Dataset listings of figures
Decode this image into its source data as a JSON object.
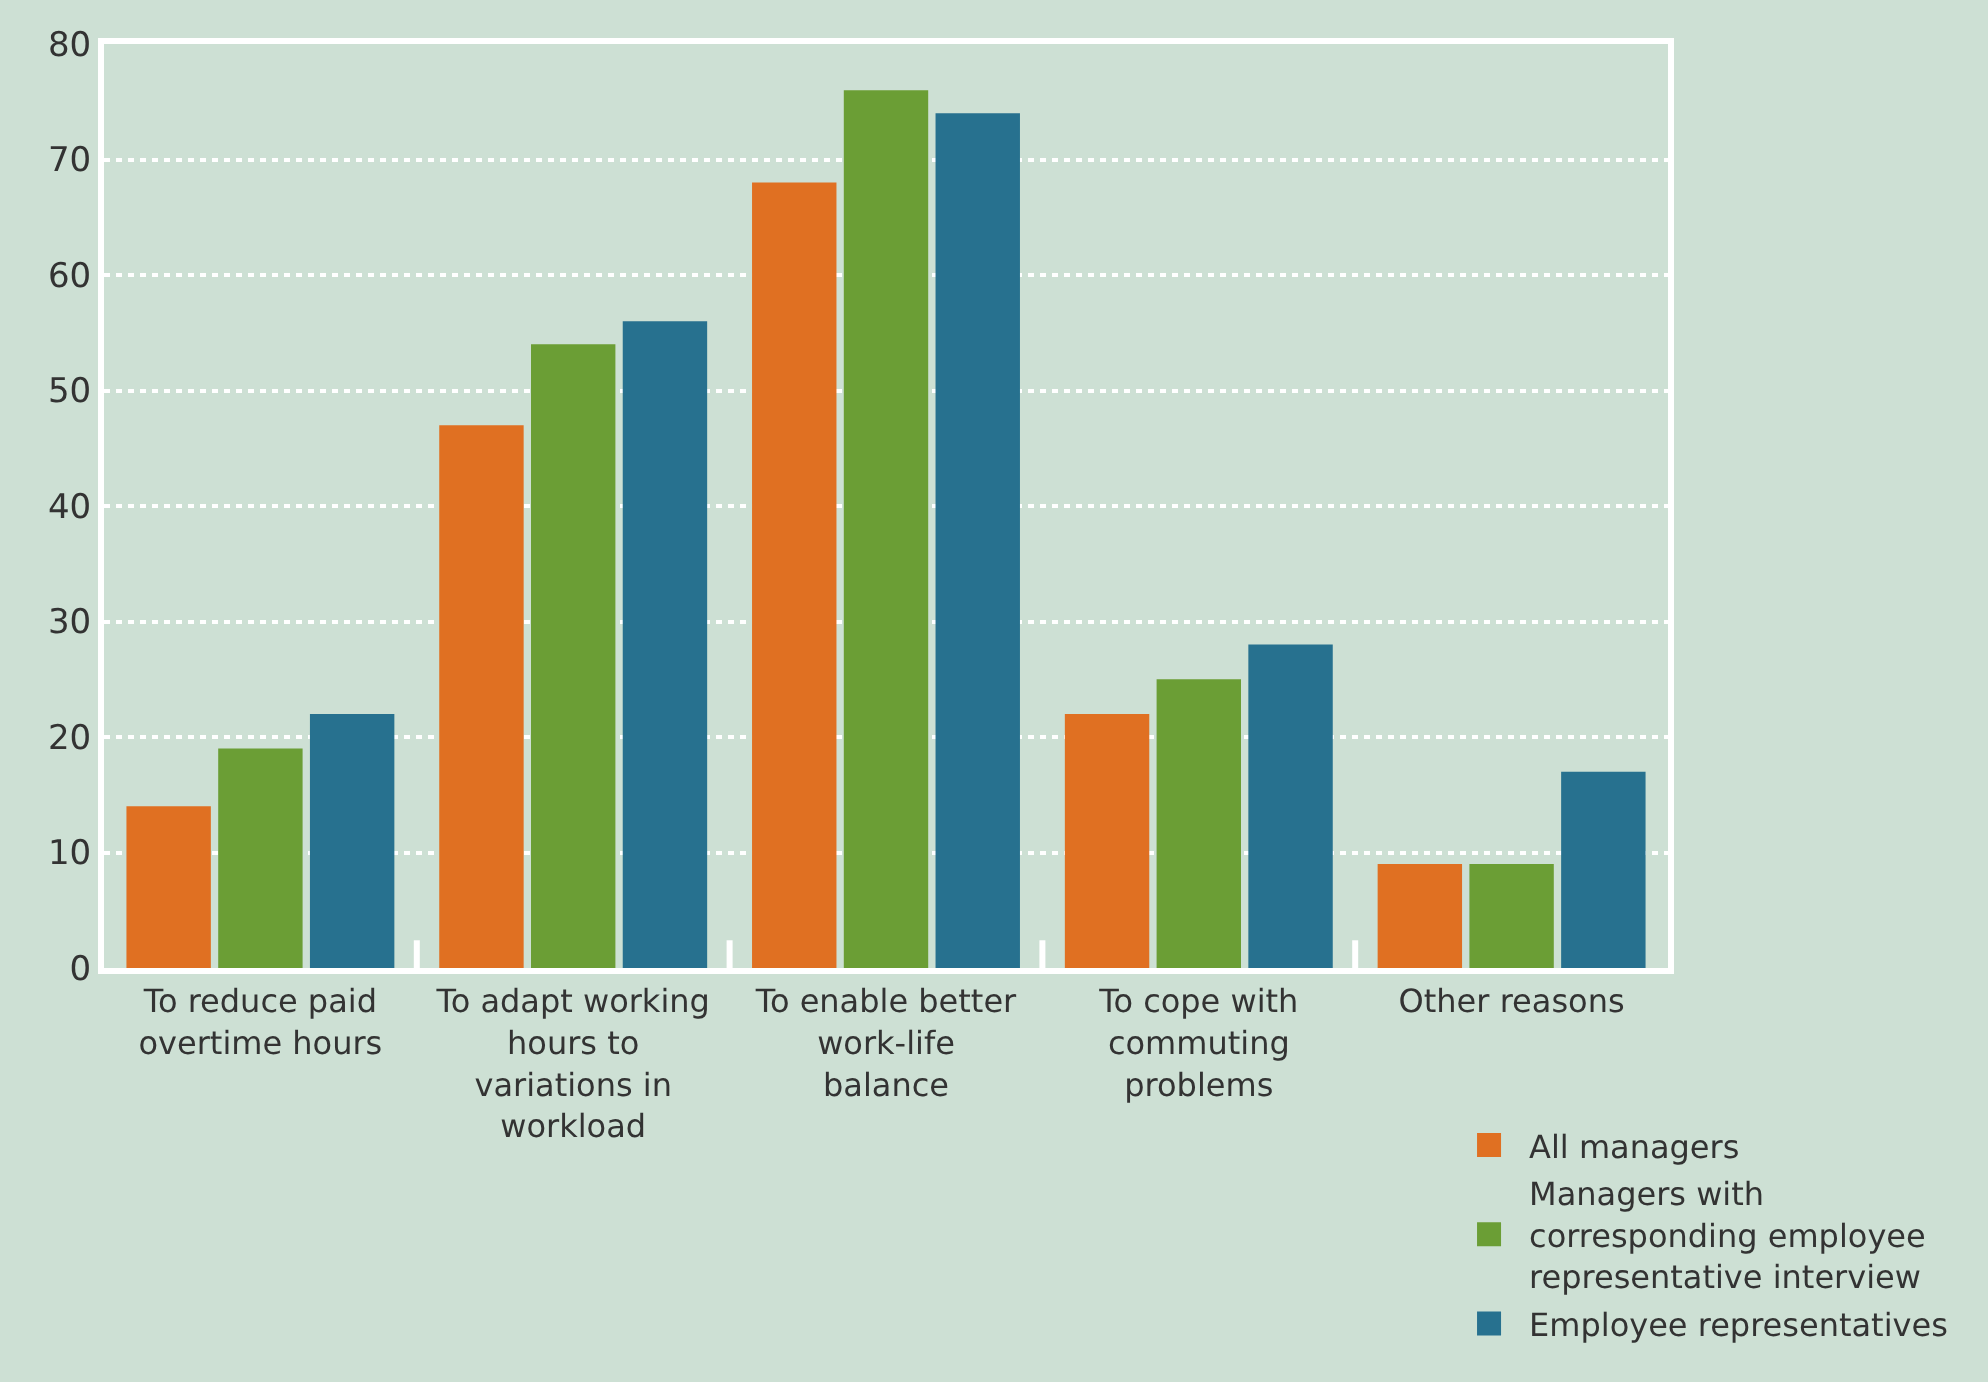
{
  "chart_data": {
    "type": "bar",
    "categories": [
      "To reduce paid overtime hours",
      "To adapt working hours to variations in workload",
      "To enable better work-life balance",
      "To cope with commuting problems",
      "Other reasons"
    ],
    "series": [
      {
        "name": "All managers",
        "color": "#e07022",
        "values": [
          14,
          47,
          68,
          22,
          9
        ]
      },
      {
        "name": "Managers with corresponding employee representative interview",
        "color": "#6b9e35",
        "values": [
          19,
          54,
          76,
          25,
          9
        ]
      },
      {
        "name": "Employee representatives",
        "color": "#27718f",
        "values": [
          22,
          56,
          74,
          28,
          17
        ]
      }
    ],
    "ylim": [
      0,
      80
    ],
    "yticks": [
      0,
      10,
      20,
      30,
      40,
      50,
      60,
      70,
      80
    ],
    "grid": "y",
    "legend": "bottom right"
  }
}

## Exercise objective:
All of the lines above should be printed exactly, minus the pictures.

## Task answer:
Decode this image into its source data as a JSON object.
{
  "chart_data": {
    "type": "bar",
    "categories": [
      "To reduce paid overtime hours",
      "To adapt working hours to variations in workload",
      "To enable better work-life balance",
      "To cope with commuting problems",
      "Other reasons"
    ],
    "series": [
      {
        "name": "All managers",
        "color": "#e07022",
        "values": [
          14,
          47,
          68,
          22,
          9
        ]
      },
      {
        "name": "Managers with corresponding employee representative interview",
        "color": "#6b9e35",
        "values": [
          19,
          54,
          76,
          25,
          9
        ]
      },
      {
        "name": "Employee representatives",
        "color": "#27718f",
        "values": [
          22,
          56,
          74,
          28,
          17
        ]
      }
    ],
    "ylim": [
      0,
      80
    ],
    "yticks": [
      0,
      10,
      20,
      30,
      40,
      50,
      60,
      70,
      80
    ],
    "grid": "y",
    "legend": "bottom right"
  }
}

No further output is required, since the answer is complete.